**Collection entries**
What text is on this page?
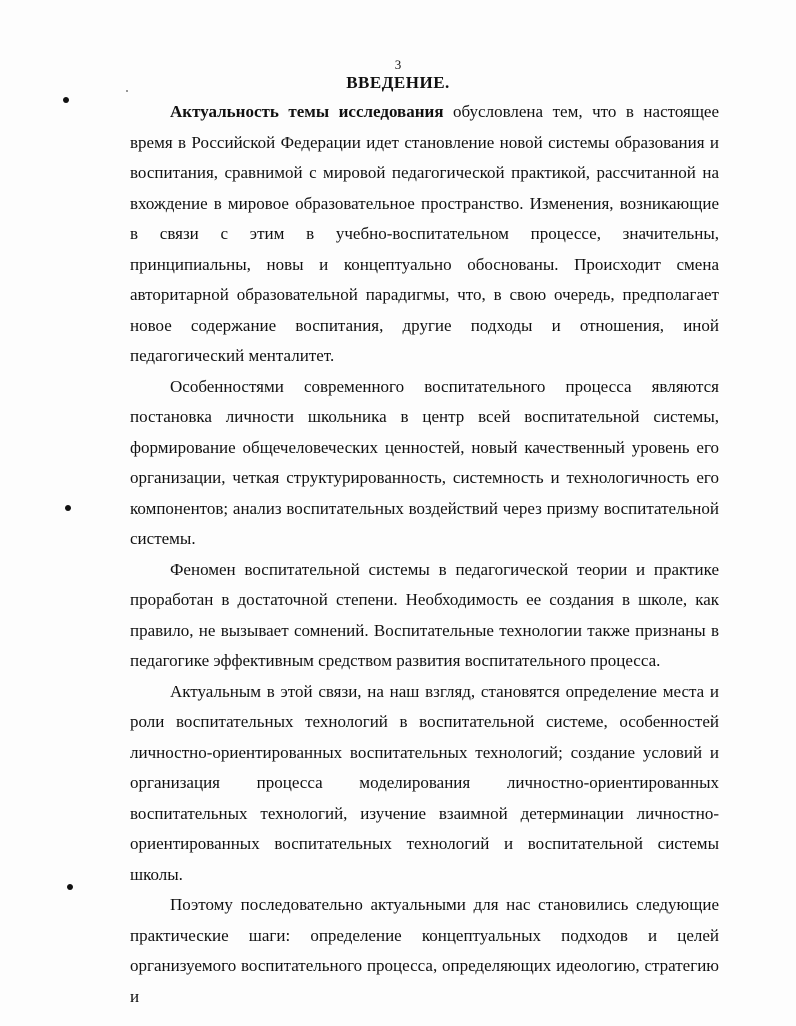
3
ВВЕДЕНИЕ.

Актуальность темы исследования обусловлена тем, что в настоящее время в Российской Федерации идет становление новой системы образования и воспитания, сравнимой с мировой педагогической практикой, рассчитанной на вхождение в мировое образовательное пространство. Изменения, возникающие в связи с этим в учебно-воспитательном процессе, значительны, принципиальны, новы и концептуально обоснованы. Происходит смена авторитарной образовательной парадигмы, что, в свою очередь, предполагает новое содержание воспитания, другие подходы и отношения, иной педагогический менталитет.

Особенностями современного воспитательного процесса являются постановка личности школьника в центр всей воспитательной системы, формирование общечеловеческих ценностей, новый качественный уровень его организации, четкая структурированность, системность и технологичность его компонентов; анализ воспитательных воздействий через призму воспитательной системы.

Феномен воспитательной системы в педагогической теории и практике проработан в достаточной степени. Необходимость ее создания в школе, как правило, не вызывает сомнений. Воспитательные технологии также признаны в педагогике эффективным средством развития воспитательного процесса.

Актуальным в этой связи, на наш взгляд, становятся определение места и роли воспитательных технологий в воспитательной системе, особенностей личностно-ориентированных воспитательных технологий; создание условий и организация процесса моделирования личностно-ориентированных воспитательных технологий, изучение взаимной детерминации личностно-ориентированных воспитательных технологий и воспитательной системы школы.

Поэтому последовательно актуальными для нас становились следующие практические шаги: определение концептуальных подходов и целей организуемого воспитательного процесса, определяющих идеологию, стратегию и
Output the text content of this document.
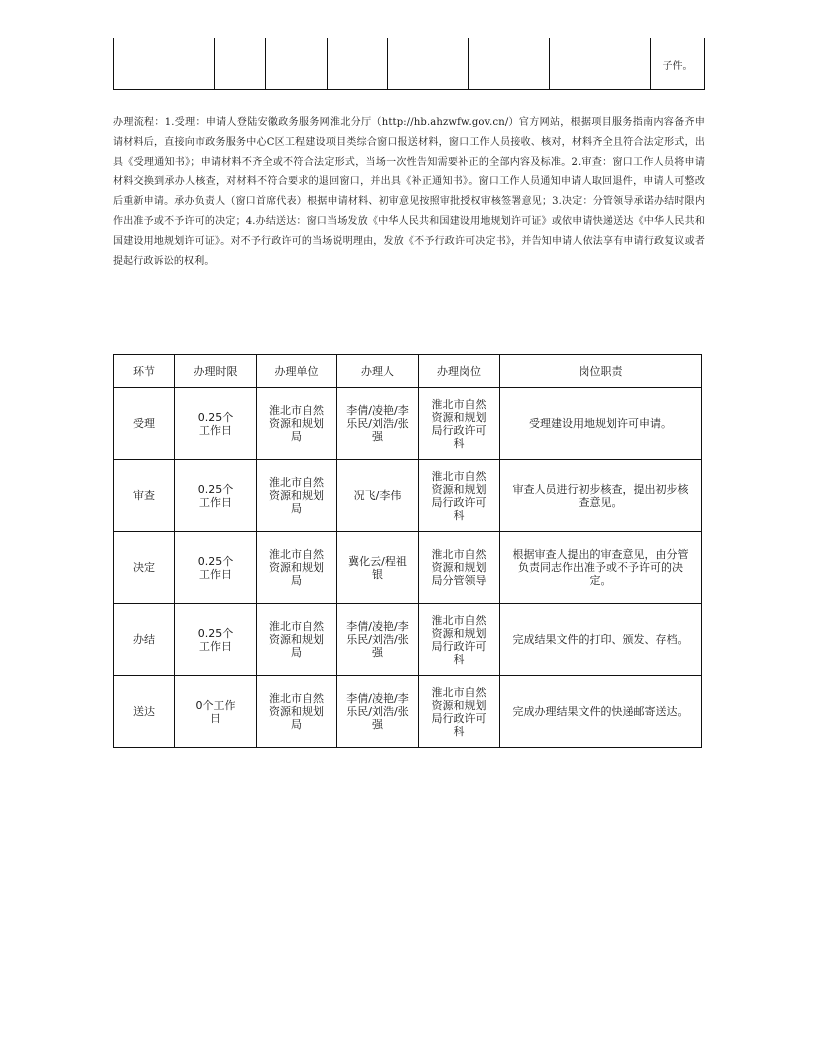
							子件。

办理流程：1.受理：申请人登陆安徽政务服务网淮北分厅（http://hb.ahzwfw.gov.cn/）官方网站，根据项目服务指南内容备齐申请材料后，直接向市政务服务中心C区工程建设项目类综合窗口报送材料，窗口工作人员接收、核对，材料齐全且符合法定形式，出具《受理通知书》；申请材料不齐全或不符合法定形式，当场一次性告知需要补正的全部内容及标准。2.审查：窗口工作人员将申请材料交换到承办人核查，对材料不符合要求的退回窗口，并出具《补正通知书》。窗口工作人员通知申请人取回退件，申请人可整改后重新申请。承办负责人（窗口首席代表）根据申请材料、初审意见按照审批授权审核签署意见；3.决定：分管领导承诺办结时限内作出准予或不予许可的决定；4.办结送达：窗口当场发放《中华人民共和国建设用地规划许可证》或依申请快递送达《中华人民共和国建设用地规划许可证》。对不予行政许可的当场说明理由，发放《不予行政许可决定书》，并告知申请人依法享有申请行政复议或者提起行政诉讼的权利。

环节	办理时限	办理单位	办理人	办理岗位	岗位职责
受理	0.25个工作日	淮北市自然资源和规划局	李倩/凌艳/李乐民/刘浩/张强	淮北市自然资源和规划局行政许可科	受理建设用地规划许可申请。
审查	0.25个工作日	淮北市自然资源和规划局	况飞/李伟	淮北市自然资源和规划局行政许可科	审查人员进行初步核查，提出初步核查意见。
决定	0.25个工作日	淮北市自然资源和规划局	冀化云/程祖银	淮北市自然资源和规划局分管领导	根据审查人提出的审查意见，由分管负责同志作出准予或不予许可的决定。
办结	0.25个工作日	淮北市自然资源和规划局	李倩/凌艳/李乐民/刘浩/张强	淮北市自然资源和规划局行政许可科	完成结果文件的打印、颁发、存档。
送达	0个工作日	淮北市自然资源和规划局	李倩/凌艳/李乐民/刘浩/张强	淮北市自然资源和规划局行政许可科	完成办理结果文件的快递邮寄送达。
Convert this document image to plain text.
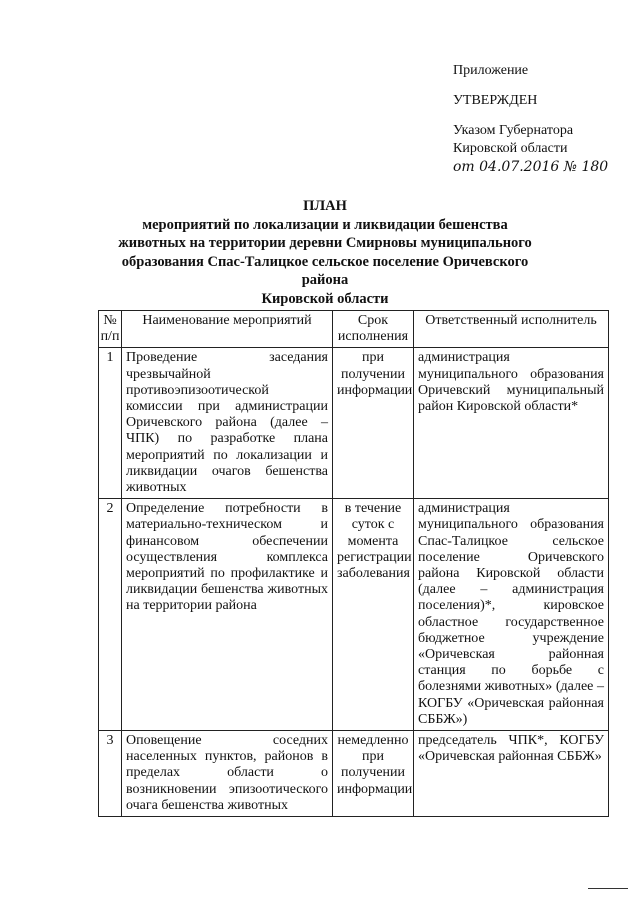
Приложение
УТВЕРЖДЕН
Указом Губернатора
Кировской области
от 04.07.2016 № 180
ПЛАН
мероприятий по локализации и ликвидации бешенства
животных на территории деревни Смирновы муниципального
образования Спас-Талицкое сельское поселение Оричевского района
Кировской области
№ п/п	Наименование мероприятий	Срок исполнения	Ответственный исполнитель
1	Проведение заседания чрезвычайной противоэпизоотической комиссии при администрации Оричевского района (далее – ЧПК) по разработке плана мероприятий по локализации и ликвидации очагов бешенства животных	при получении информации	администрация муниципального образования Оричевский муниципальный район Кировской области*
2	Определение потребности в материально-техническом и финансовом обеспечении осуществления комплекса мероприятий по профилактике и ликвидации бешенства животных на территории района	в течение суток с момента регистрации заболевания	администрация муниципального образования Спас-Талицкое сельское поселение Оричевского района Кировской области (далее – администрация поселения)*, кировское областное государственное бюджетное учреждение «Оричевская районная станция по борьбе с болезнями животных» (далее – КОГБУ «Оричевская районная СББЖ»)
3	Оповещение соседних населенных пунктов, районов в пределах области о возникновении эпизоотического очага бешенства животных	немедленно при получении информации	председатель ЧПК*, КОГБУ «Оричевская районная СББЖ»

**Your goal**
Print the whole listing above once more, word for word, without its pictures.

**Right answer**
What text is on this page?
3
ВВЕДЕНИЕ.

Актуальность темы исследования обусловлена тем, что в настоящее время в Российской Федерации идет становление новой системы образования и воспитания, сравнимой с мировой педагогической практикой, рассчитанной на вхождение в мировое образовательное пространство. Изменения, возникающие в связи с этим в учебно-воспитательном процессе, значительны, принципиальны, новы и концептуально обоснованы. Происходит смена авторитарной образовательной парадигмы, что, в свою очередь, предполагает новое содержание воспитания, другие подходы и отношения, иной педагогический менталитет.

Особенностями современного воспитательного процесса являются постановка личности школьника в центр всей воспитательной системы, формирование общечеловеческих ценностей, новый качественный уровень его организации, четкая структурированность, системность и технологичность его компонентов; анализ воспитательных воздействий через призму воспитательной системы.

Феномен воспитательной системы в педагогической теории и практике проработан в достаточной степени. Необходимость ее создания в школе, как правило, не вызывает сомнений. Воспитательные технологии также признаны в педагогике эффективным средством развития воспитательного процесса.

Актуальным в этой связи, на наш взгляд, становятся определение места и роли воспитательных технологий в воспитательной системе, особенностей личностно-ориентированных воспитательных технологий; создание условий и организация процесса моделирования личностно-ориентированных воспитательных технологий, изучение взаимной детерминации личностно-ориентированных воспитательных технологий и воспитательной системы школы.

Поэтому последовательно актуальными для нас становились следующие практические шаги: определение концептуальных подходов и целей организуемого воспитательного процесса, определяющих идеологию, стратегию и
Output the text content of this document.
							子件。

办理流程：1.受理：申请人登陆安徽政务服务网淮北分厅（http://hb.ahzwfw.gov.cn/）官方网站，根据项目服务指南内容备齐申请材料后，直接向市政务服务中心C区工程建设项目类综合窗口报送材料，窗口工作人员接收、核对，材料齐全且符合法定形式，出具《受理通知书》；申请材料不齐全或不符合法定形式，当场一次性告知需要补正的全部内容及标准。2.审查：窗口工作人员将申请材料交换到承办人核查，对材料不符合要求的退回窗口，并出具《补正通知书》。窗口工作人员通知申请人取回退件，申请人可整改后重新申请。承办负责人（窗口首席代表）根据申请材料、初审意见按照审批授权审核签署意见；3.决定：分管领导承诺办结时限内作出准予或不予许可的决定；4.办结送达：窗口当场发放《中华人民共和国建设用地规划许可证》或依申请快递送达《中华人民共和国建设用地规划许可证》。对不予行政许可的当场说明理由，发放《不予行政许可决定书》，并告知申请人依法享有申请行政复议或者提起行政诉讼的权利。

环节	办理时限	办理单位	办理人	办理岗位	岗位职责
受理	0.25个工作日	淮北市自然资源和规划局	李倩/凌艳/李乐民/刘浩/张强	淮北市自然资源和规划局行政许可科	受理建设用地规划许可申请。
审查	0.25个工作日	淮北市自然资源和规划局	况飞/李伟	淮北市自然资源和规划局行政许可科	审查人员进行初步核查，提出初步核查意见。
决定	0.25个工作日	淮北市自然资源和规划局	冀化云/程祖银	淮北市自然资源和规划局分管领导	根据审查人提出的审查意见，由分管负责同志作出准予或不予许可的决定。
办结	0.25个工作日	淮北市自然资源和规划局	李倩/凌艳/李乐民/刘浩/张强	淮北市自然资源和规划局行政许可科	完成结果文件的打印、颁发、存档。
送达	0个工作日	淮北市自然资源和规划局	李倩/凌艳/李乐民/刘浩/张强	淮北市自然资源和规划局行政许可科	完成办理结果文件的快递邮寄送达。
Convert this document image to plain text.
Приложение
УТВЕРЖДЕН
Указом Губернатора
Кировской области
от 04.07.2016 № 180
ПЛАН
мероприятий по локализации и ликвидации бешенства
животных на территории деревни Смирновы муниципального
образования Спас-Талицкое сельское поселение Оричевского района
Кировской области
№ п/п	Наименование мероприятий	Срок исполнения	Ответственный исполнитель
1	Проведение заседания чрезвычайной противоэпизоотической комиссии при администрации Оричевского района (далее – ЧПК) по разработке плана мероприятий по локализации и ликвидации очагов бешенства животных	при получении информации	администрация муниципального образования Оричевский муниципальный район Кировской области*
2	Определение потребности в материально-техническом и финансовом обеспечении осуществления комплекса мероприятий по профилактике и ликвидации бешенства животных на территории района	в течение суток с момента регистрации заболевания	администрация муниципального образования Спас-Талицкое сельское поселение Оричевского района Кировской области (далее – администрация поселения)*, кировское областное государственное бюджетное учреждение «Оричевская районная станция по борьбе с болезнями животных» (далее – КОГБУ «Оричевская районная СББЖ»)
3	Оповещение соседних населенных пунктов, районов в пределах области о возникновении эпизоотического очага бешенства животных	немедленно при получении информации	председатель ЧПК*, КОГБУ «Оричевская районная СББЖ»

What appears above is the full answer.